TASK DIRECTIONS:
Write the data out again in full, with no departure from the original.

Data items
▽
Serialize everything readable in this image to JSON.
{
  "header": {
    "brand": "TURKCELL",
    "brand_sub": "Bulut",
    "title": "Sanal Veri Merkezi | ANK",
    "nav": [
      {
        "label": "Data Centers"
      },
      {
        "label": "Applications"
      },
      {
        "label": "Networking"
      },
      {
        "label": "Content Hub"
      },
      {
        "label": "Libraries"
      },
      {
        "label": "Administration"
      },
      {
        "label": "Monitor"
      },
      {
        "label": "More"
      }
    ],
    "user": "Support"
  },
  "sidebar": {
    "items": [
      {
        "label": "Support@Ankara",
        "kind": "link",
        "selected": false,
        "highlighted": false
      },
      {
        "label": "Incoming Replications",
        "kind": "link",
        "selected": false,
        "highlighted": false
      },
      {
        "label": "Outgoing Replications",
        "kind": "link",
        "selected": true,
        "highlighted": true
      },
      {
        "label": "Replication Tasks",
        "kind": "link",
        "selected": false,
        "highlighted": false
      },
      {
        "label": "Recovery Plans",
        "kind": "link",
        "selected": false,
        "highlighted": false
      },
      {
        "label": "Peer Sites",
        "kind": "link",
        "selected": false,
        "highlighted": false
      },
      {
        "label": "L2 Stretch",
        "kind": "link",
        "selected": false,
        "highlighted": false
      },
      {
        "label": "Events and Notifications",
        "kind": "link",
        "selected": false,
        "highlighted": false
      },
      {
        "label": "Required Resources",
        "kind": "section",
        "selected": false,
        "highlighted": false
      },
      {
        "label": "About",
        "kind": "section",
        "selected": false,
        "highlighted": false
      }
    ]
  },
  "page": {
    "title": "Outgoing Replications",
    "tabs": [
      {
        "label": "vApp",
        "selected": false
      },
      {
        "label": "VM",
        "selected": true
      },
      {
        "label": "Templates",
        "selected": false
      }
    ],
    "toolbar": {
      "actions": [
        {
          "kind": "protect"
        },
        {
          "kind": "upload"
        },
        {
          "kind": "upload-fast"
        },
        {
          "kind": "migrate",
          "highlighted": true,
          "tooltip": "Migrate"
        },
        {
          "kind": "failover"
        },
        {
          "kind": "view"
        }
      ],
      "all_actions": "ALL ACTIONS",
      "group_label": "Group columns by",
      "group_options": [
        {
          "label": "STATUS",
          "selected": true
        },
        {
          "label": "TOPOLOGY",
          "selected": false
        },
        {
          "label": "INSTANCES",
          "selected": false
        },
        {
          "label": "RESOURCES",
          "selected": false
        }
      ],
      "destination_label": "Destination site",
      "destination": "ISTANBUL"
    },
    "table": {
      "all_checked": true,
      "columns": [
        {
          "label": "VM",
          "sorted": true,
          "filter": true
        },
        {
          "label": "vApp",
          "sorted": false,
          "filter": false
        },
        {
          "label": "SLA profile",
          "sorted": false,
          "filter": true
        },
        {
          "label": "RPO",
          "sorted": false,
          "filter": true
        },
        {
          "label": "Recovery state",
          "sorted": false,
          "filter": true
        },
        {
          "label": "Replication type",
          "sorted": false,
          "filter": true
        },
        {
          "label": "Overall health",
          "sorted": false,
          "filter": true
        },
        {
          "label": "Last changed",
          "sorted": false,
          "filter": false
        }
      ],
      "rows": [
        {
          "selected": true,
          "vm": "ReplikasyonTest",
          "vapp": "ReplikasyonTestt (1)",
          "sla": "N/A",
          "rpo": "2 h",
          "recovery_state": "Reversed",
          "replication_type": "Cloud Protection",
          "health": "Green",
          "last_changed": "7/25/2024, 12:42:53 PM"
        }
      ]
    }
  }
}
△
SOLUTION FOR THIS PROBLEM:
Serialize everything readable in this image to JSON.
{
  "header": {
    "brand": "TURKCELL",
    "brand_sub": "Bulut",
    "title": "Sanal Veri Merkezi | ANK",
    "nav": [
      {
        "label": "Data Centers"
      },
      {
        "label": "Applications"
      },
      {
        "label": "Networking"
      },
      {
        "label": "Content Hub"
      },
      {
        "label": "Libraries"
      },
      {
        "label": "Administration"
      },
      {
        "label": "Monitor"
      },
      {
        "label": "More"
      }
    ],
    "user": "Support"
  },
  "sidebar": {
    "items": [
      {
        "label": "Support@Ankara",
        "kind": "link",
        "selected": false,
        "highlighted": false
      },
      {
        "label": "Incoming Replications",
        "kind": "link",
        "selected": false,
        "highlighted": false
      },
      {
        "label": "Outgoing Replications",
        "kind": "link",
        "selected": true,
        "highlighted": true
      },
      {
        "label": "Replication Tasks",
        "kind": "link",
        "selected": false,
        "highlighted": false
      },
      {
        "label": "Recovery Plans",
        "kind": "link",
        "selected": false,
        "highlighted": false
      },
      {
        "label": "Peer Sites",
        "kind": "link",
        "selected": false,
        "highlighted": false
      },
      {
        "label": "L2 Stretch",
        "kind": "link",
        "selected": false,
        "highlighted": false
      },
      {
        "label": "Events and Notifications",
        "kind": "link",
        "selected": false,
        "highlighted": false
      },
      {
        "label": "Required Resources",
        "kind": "section",
        "selected": false,
        "highlighted": false
      },
      {
        "label": "About",
        "kind": "section",
        "selected": false,
        "highlighted": false
      }
    ]
  },
  "page": {
    "title": "Outgoing Replications",
    "tabs": [
      {
        "label": "vApp",
        "selected": false
      },
      {
        "label": "VM",
        "selected": true
      },
      {
        "label": "Templates",
        "selected": false
      }
    ],
    "toolbar": {
      "actions": [
        {
          "kind": "protect"
        },
        {
          "kind": "upload"
        },
        {
          "kind": "upload-fast"
        },
        {
          "kind": "migrate",
          "highlighted": true,
          "tooltip": "Migrate"
        },
        {
          "kind": "failover"
        },
        {
          "kind": "view"
        }
      ],
      "all_actions": "ALL ACTIONS",
      "group_label": "Group columns by",
      "group_options": [
        {
          "label": "STATUS",
          "selected": true
        },
        {
          "label": "TOPOLOGY",
          "selected": false
        },
        {
          "label": "INSTANCES",
          "selected": false
        },
        {
          "label": "RESOURCES",
          "selected": false
        }
      ],
      "destination_label": "Destination site",
      "destination": "ISTANBUL"
    },
    "table": {
      "all_checked": true,
      "columns": [
        {
          "label": "VM",
          "sorted": true,
          "filter": true
        },
        {
          "label": "vApp",
          "sorted": false,
          "filter": false
        },
        {
          "label": "SLA profile",
          "sorted": false,
          "filter": true
        },
        {
          "label": "RPO",
          "sorted": false,
          "filter": true
        },
        {
          "label": "Recovery state",
          "sorted": false,
          "filter": true
        },
        {
          "label": "Replication type",
          "sorted": false,
          "filter": true
        },
        {
          "label": "Overall health",
          "sorted": false,
          "filter": true
        },
        {
          "label": "Last changed",
          "sorted": false,
          "filter": false
        }
      ],
      "rows": [
        {
          "selected": true,
          "vm": "ReplikasyonTest",
          "vapp": "ReplikasyonTestt (1)",
          "sla": "N/A",
          "rpo": "2 h",
          "recovery_state": "Reversed",
          "replication_type": "Cloud Protection",
          "health": "Green",
          "last_changed": "7/25/2024, 12:42:53 PM"
        }
      ]
    }
  }
}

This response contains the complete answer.